* [Set problem]
Take every line from the listing below that contains "обязательства".

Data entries
----
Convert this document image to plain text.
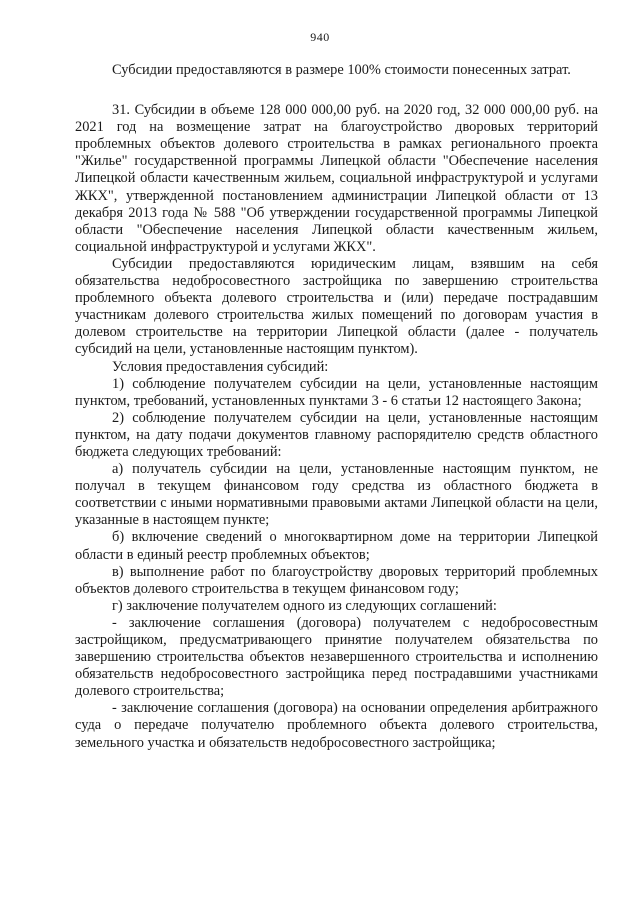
940

Субсидии предоставляются в размере 100% стоимости понесенных затрат.

31. Субсидии в объеме 128 000 000,00 руб. на 2020 год, 32 000 000,00 руб. на 2021 год на возмещение затрат на благоустройство дворовых территорий проблемных объектов долевого строительства в рамках регионального проекта "Жилье" государственной программы Липецкой области "Обеспечение населения Липецкой области качественным жильем, социальной инфраструктурой и услугами ЖКХ", утвержденной постановлением администрации Липецкой области от 13 декабря 2013 года № 588 "Об утверждении государственной программы Липецкой области "Обеспечение населения Липецкой области качественным жильем, социальной инфраструктурой и услугами ЖКХ".

Субсидии предоставляются юридическим лицам, взявшим на себя обязательства недобросовестного застройщика по завершению строительства проблемного объекта долевого строительства и (или) передаче пострадавшим участникам долевого строительства жилых помещений по договорам участия в долевом строительстве на территории Липецкой области (далее - получатель субсидий на цели, установленные настоящим пунктом).

Условия предоставления субсидий:

1) соблюдение получателем субсидии на цели, установленные настоящим пунктом, требований, установленных пунктами 3 - 6 статьи 12 настоящего Закона;

2) соблюдение получателем субсидии на цели, установленные настоящим пунктом, на дату подачи документов главному распорядителю средств областного бюджета следующих требований:

а) получатель субсидии на цели, установленные настоящим пунктом, не получал в текущем финансовом году средства из областного бюджета в соответствии с иными нормативными правовыми актами Липецкой области на цели, указанные в настоящем пункте;

б) включение сведений о многоквартирном доме на территории Липецкой области в единый реестр проблемных объектов;

в) выполнение работ по благоустройству дворовых территорий проблемных объектов долевого строительства в текущем финансовом году;

г) заключение получателем одного из следующих соглашений:

- заключение соглашения (договора) получателем с недобросовестным застройщиком, предусматривающего принятие получателем обязательства по завершению строительства объектов незавершенного строительства и исполнению обязательств недобросовестного застройщика перед пострадавшими участниками долевого строительства;

- заключение соглашения (договора) на основании определения арбитражного суда о передаче получателю проблемного объекта долевого строительства, земельного участка и обязательств недобросовестного застройщика;
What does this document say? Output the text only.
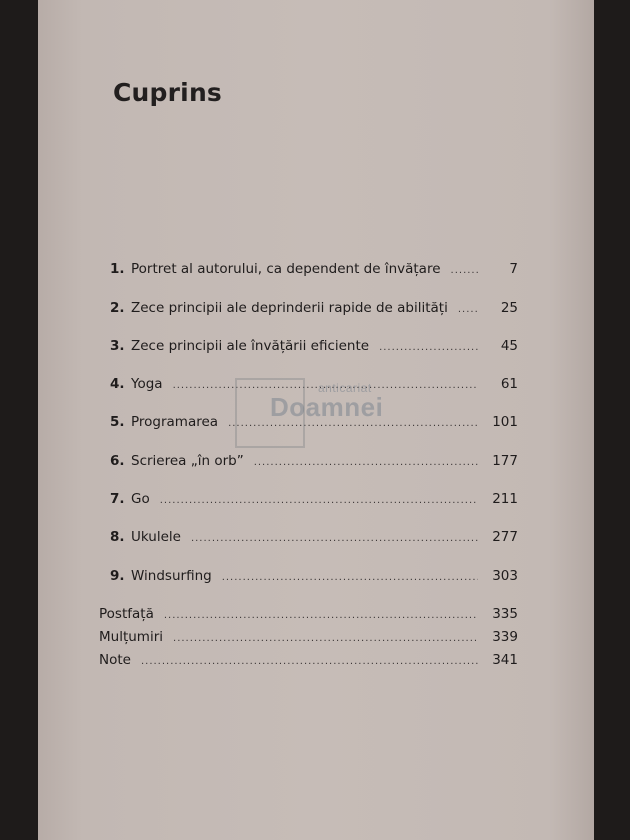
Cuprins
1. Portret al autorului, ca dependent de învățare .....	7
2. Zece principii ale deprinderii rapide de abilități .....	25
3. Zece principii ale învățării eficiente .....	45
4. Yoga .....	61
5. Programarea .....	101
6. Scrierea „în orb” .....	177
7. Go .....	211
8. Ukulele .....	277
9. Windsurfing .....	303
Postfață .....	335
Mulțumiri .....	339
Note .....	341
anticariat
Doamnei
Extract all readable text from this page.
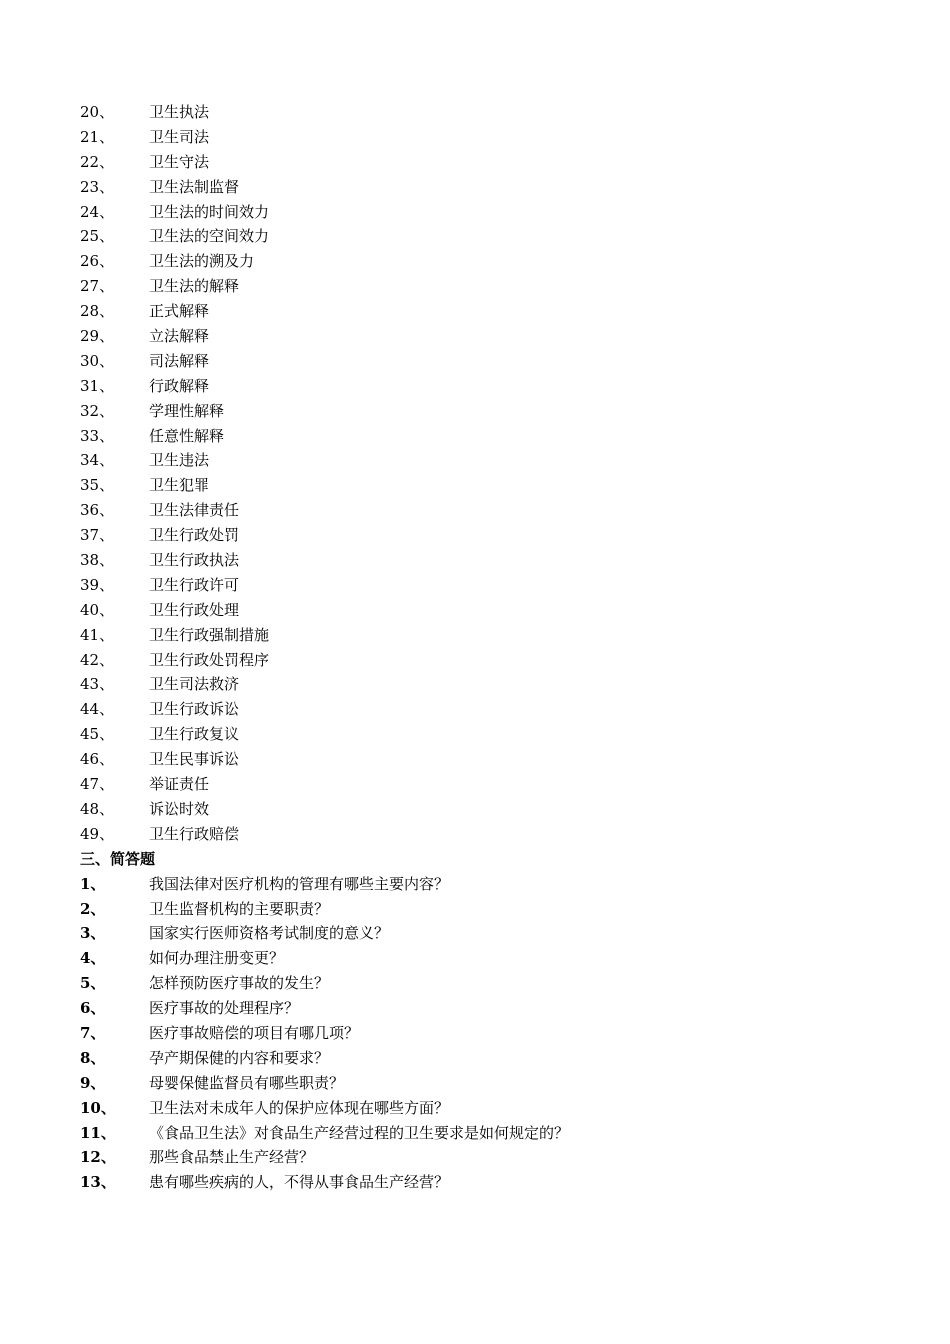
20、 卫生执法
21、 卫生司法
22、 卫生守法
23、 卫生法制监督
24、 卫生法的时间效力
25、 卫生法的空间效力
26、 卫生法的溯及力
27、 卫生法的解释
28、 正式解释
29、 立法解释
30、 司法解释
31、 行政解释
32、 学理性解释
33、 任意性解释
34、 卫生违法
35、 卫生犯罪
36、 卫生法律责任
37、 卫生行政处罚
38、 卫生行政执法
39、 卫生行政许可
40、 卫生行政处理
41、 卫生行政强制措施
42、 卫生行政处罚程序
43、 卫生司法救济
44、 卫生行政诉讼
45、 卫生行政复议
46、 卫生民事诉讼
47、 举证责任
48、 诉讼时效
49、 卫生行政赔偿
三、简答题
1、	我国法律对医疗机构的管理有哪些主要内容？
2、	卫生监督机构的主要职责？
3、	国家实行医师资格考试制度的意义？
4、	如何办理注册变更？
5、	怎样预防医疗事故的发生？
6、	医疗事故的处理程序？
7、	医疗事故赔偿的项目有哪几项？
8、	孕产期保健的内容和要求？
9、	母婴保健监督员有哪些职责？
10、 卫生法对未成年人的保护应体现在哪些方面？
11、 《食品卫生法》对食品生产经营过程的卫生要求是如何规定的？
12、 那些食品禁止生产经营？
13、 患有哪些疾病的人，不得从事食品生产经营？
----
* [Solution to this task]
Субсидии предоставляются юридическим лицам, взявшим на себя обязательства недобросовестного застройщика по завершению строительства проблемного объекта долевого строительства и (или) передаче пострадавшим участникам долевого строительства жилых помещений по договорам участия в долевом строительстве на территории Липецкой области (далее - получатель субсидий на цели, установленные настоящим пунктом).
- заключение соглашения (договора) получателем с недобросовестным застройщиком, предусматривающего принятие получателем обязательства по завершению строительства объектов незавершенного строительства и исполнению обязательств недобросовестного застройщика перед пострадавшими участниками долевого строительства;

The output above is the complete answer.